[Start]

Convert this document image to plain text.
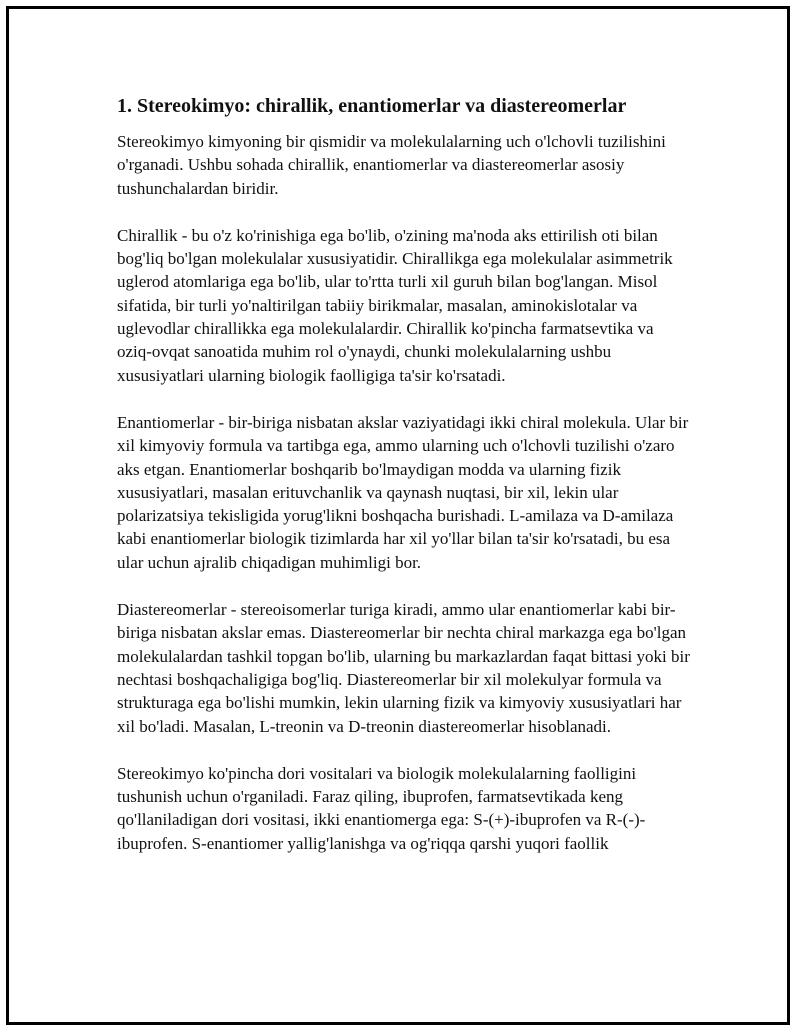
1. Stereokimyo: chirallik, enantiomerlar va diastereomerlar

Stereokimyo kimyoning bir qismidir va molekulalarning uch o'lchovli tuzilishini o'rganadi. Ushbu sohada chirallik, enantiomerlar va diastereomerlar asosiy tushunchalardan biridir.

Chirallik - bu o'z ko'rinishiga ega bo'lib, o'zining ma'noda aks ettirilish oti bilan bog'liq bo'lgan molekulalar xususiyatidir. Chirallikga ega molekulalar asimmetrik uglerod atomlariga ega bo'lib, ular to'rtta turli xil guruh bilan bog'langan. Misol sifatida, bir turli yo'naltirilgan tabiiy birikmalar, masalan, aminokislotalar va uglevodlar chirallikka ega molekulalardir. Chirallik ko'pincha farmatsevtika va oziq-ovqat sanoatida muhim rol o'ynaydi, chunki molekulalarning ushbu xususiyatlari ularning biologik faolligiga ta'sir ko'rsatadi.

Enantiomerlar - bir-biriga nisbatan akslar vaziyatidagi ikki chiral molekula. Ular bir xil kimyoviy formula va tartibga ega, ammo ularning uch o'lchovli tuzilishi o'zaro aks etgan. Enantiomerlar boshqarib bo'lmaydigan modda va ularning fizik xususiyatlari, masalan erituvchanlik va qaynash nuqtasi, bir xil, lekin ular polarizatsiya tekisligida yorug'likni boshqacha burishadi. L-amilaza va D-amilaza kabi enantiomerlar biologik tizimlarda har xil yo'llar bilan ta'sir ko'rsatadi, bu esa ular uchun ajralib chiqadigan muhimligi bor.

Diastereomerlar - stereoisomerlar turiga kiradi, ammo ular enantiomerlar kabi bir-biriga nisbatan akslar emas. Diastereomerlar bir nechta chiral markazga ega bo'lgan molekulalardan tashkil topgan bo'lib, ularning bu markazlardan faqat bittasi yoki bir nechtasi boshqachaligiga bog'liq. Diastereomerlar bir xil molekulyar formula va strukturaga ega bo'lishi mumkin, lekin ularning fizik va kimyoviy xususiyatlari har xil bo'ladi. Masalan, L-treonin va D-treonin diastereomerlar hisoblanadi.

Stereokimyo ko'pincha dori vositalari va biologik molekulalarning faolligini tushunish uchun o'rganiladi. Faraz qiling, ibuprofen, farmatsevtikada keng qo'llaniladigan dori vositasi, ikki enantiomerga ega: S-(+)-ibuprofen va R-(-)-ibuprofen. S-enantiomer yallig'lanishga va og'riqqa qarshi yuqori faollik
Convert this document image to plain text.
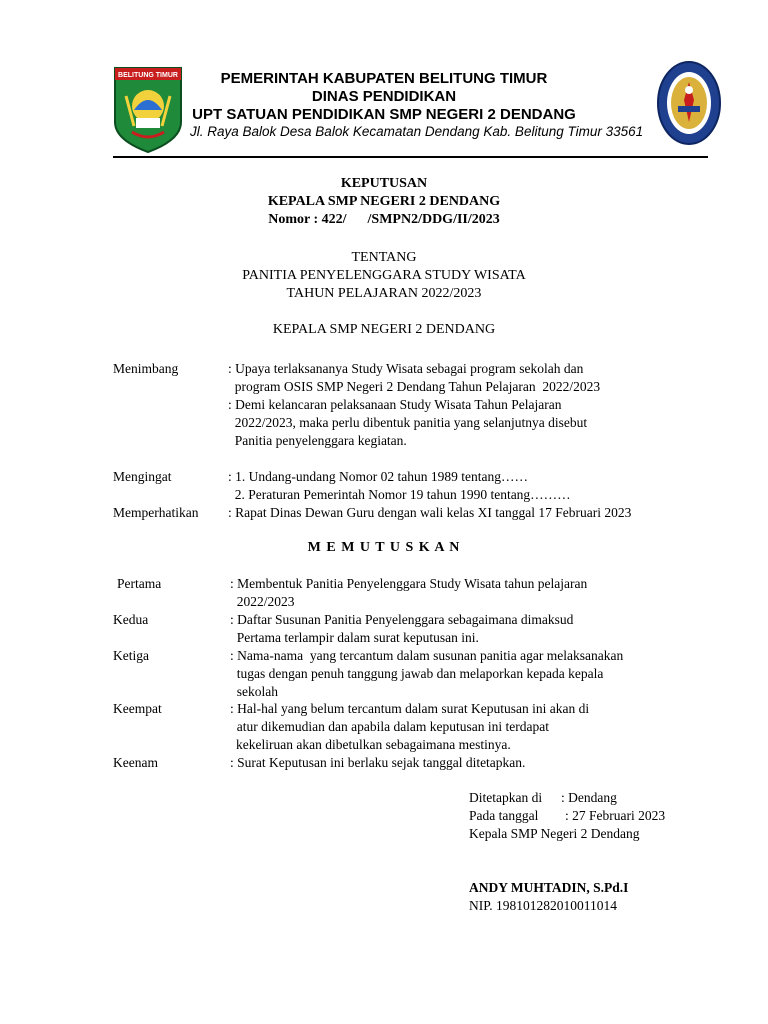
BELITUNG TIMUR	PEMERINTAH KABUPATEN BELITUNG TIMUR
DINAS PENDIDIKAN
UPT SATUAN PENDIDIKAN SMP NEGERI 2 DENDANG
Jl. Raya Balok Desa Balok Kecamatan Dendang Kab. Belitung Timur 33561
KEPUTUSAN
KEPALA SMP NEGERI 2 DENDANG
Nomor : 422/      /SMPN2/DDG/II/2023
TENTANG
PANITIA PENYELENGGARA STUDY WISATA
TAHUN PELAJARAN 2022/2023
KEPALA SMP NEGERI 2 DENDANG
Menimbang	: Upaya terlaksananya Study Wisata sebagai program sekolah dan
program OSIS SMP Negeri 2 Dendang Tahun Pelajaran  2022/2023
: Demi kelancaran pelaksanaan Study Wisata Tahun Pelajaran
2022/2023, maka perlu dibentuk panitia yang selanjutnya disebut
Panitia penyelenggara kegiatan.
Mengingat	: 1. Undang-undang Nomor 02 tahun 1989 tentang……
2. Peraturan Pemerintah Nomor 19 tahun 1990 tentang………
Memperhatikan : Rapat Dinas Dewan Guru dengan wali kelas XI tanggal 17 Februari 2023
M E M U T U S K A N
Pertama	: Membentuk Panitia Penyelenggara Study Wisata tahun pelajaran
2022/2023
Kedua	: Daftar Susunan Panitia Penyelenggara sebagaimana dimaksud
Pertama terlampir dalam surat keputusan ini.
Ketiga	: Nama-nama  yang tercantum dalam susunan panitia agar melaksanakan
tugas dengan penuh tanggung jawab dan melaporkan kepada kepala
sekolah
Keempat	: Hal-hal yang belum tercantum dalam surat Keputusan ini akan di
atur dikemudian dan apabila dalam keputusan ini terdapat
kekeliruan akan dibetulkan sebagaimana mestinya.
Keenam	: Surat Keputusan ini berlaku sejak tanggal ditetapkan.
Ditetapkan di : Dendang
Pada tanggal : 27 Februari 2023
Kepala SMP Negeri 2 Dendang
ANDY MUHTADIN, S.Pd.I
NIP. 198101282010011014
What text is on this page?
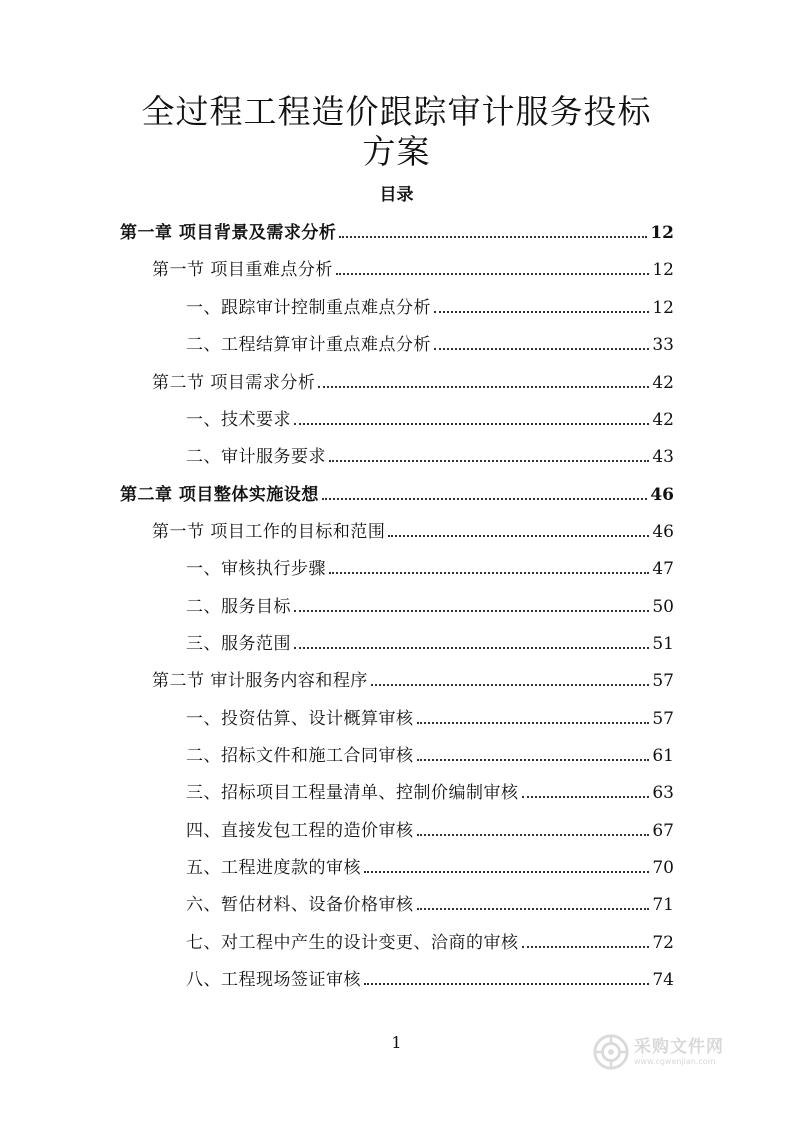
全过程工程造价跟踪审计服务投标
方案
目录
第一章 项目背景及需求分析	12
第一节 项目重难点分析	12
一、跟踪审计控制重点难点分析	12
二、工程结算审计重点难点分析	33
第二节 项目需求分析	42
一、技术要求	42
二、审计服务要求	43
第二章 项目整体实施设想	46
第一节 项目工作的目标和范围	46
一、审核执行步骤	47
二、服务目标	50
三、服务范围	51
第二节 审计服务内容和程序	57
一、投资估算、设计概算审核	57
二、招标文件和施工合同审核	61
三、招标项目工程量清单、控制价编制审核	63
四、直接发包工程的造价审核	67
五、工程进度款的审核	70
六、暂估材料、设备价格审核	71
七、对工程中产生的设计变更、洽商的审核	72
八、工程现场签证审核	74
1	采购文件网
www.cgwenjian.com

[End]

__What you are asked to do__. Write out, word for word, the line containing "What text is on this page?" and each line after it to the end of the data, and nothing more. Drop the pictures.

__Result of this task__.
What text is on this page?
全过程工程造价跟踪审计服务投标
方案
目录
第一章 项目背景及需求分析	12
第一节 项目重难点分析	12
一、跟踪审计控制重点难点分析	12
二、工程结算审计重点难点分析	33
第二节 项目需求分析	42
一、技术要求	42
二、审计服务要求	43
第二章 项目整体实施设想	46
第一节 项目工作的目标和范围	46
一、审核执行步骤	47
二、服务目标	50
三、服务范围	51
第二节 审计服务内容和程序	57
一、投资估算、设计概算审核	57
二、招标文件和施工合同审核	61
三、招标项目工程量清单、控制价编制审核	63
四、直接发包工程的造价审核	67
五、工程进度款的审核	70
六、暂估材料、设备价格审核	71
七、对工程中产生的设计变更、洽商的审核	72
八、工程现场签证审核	74
1	采购文件网
www.cgwenjian.com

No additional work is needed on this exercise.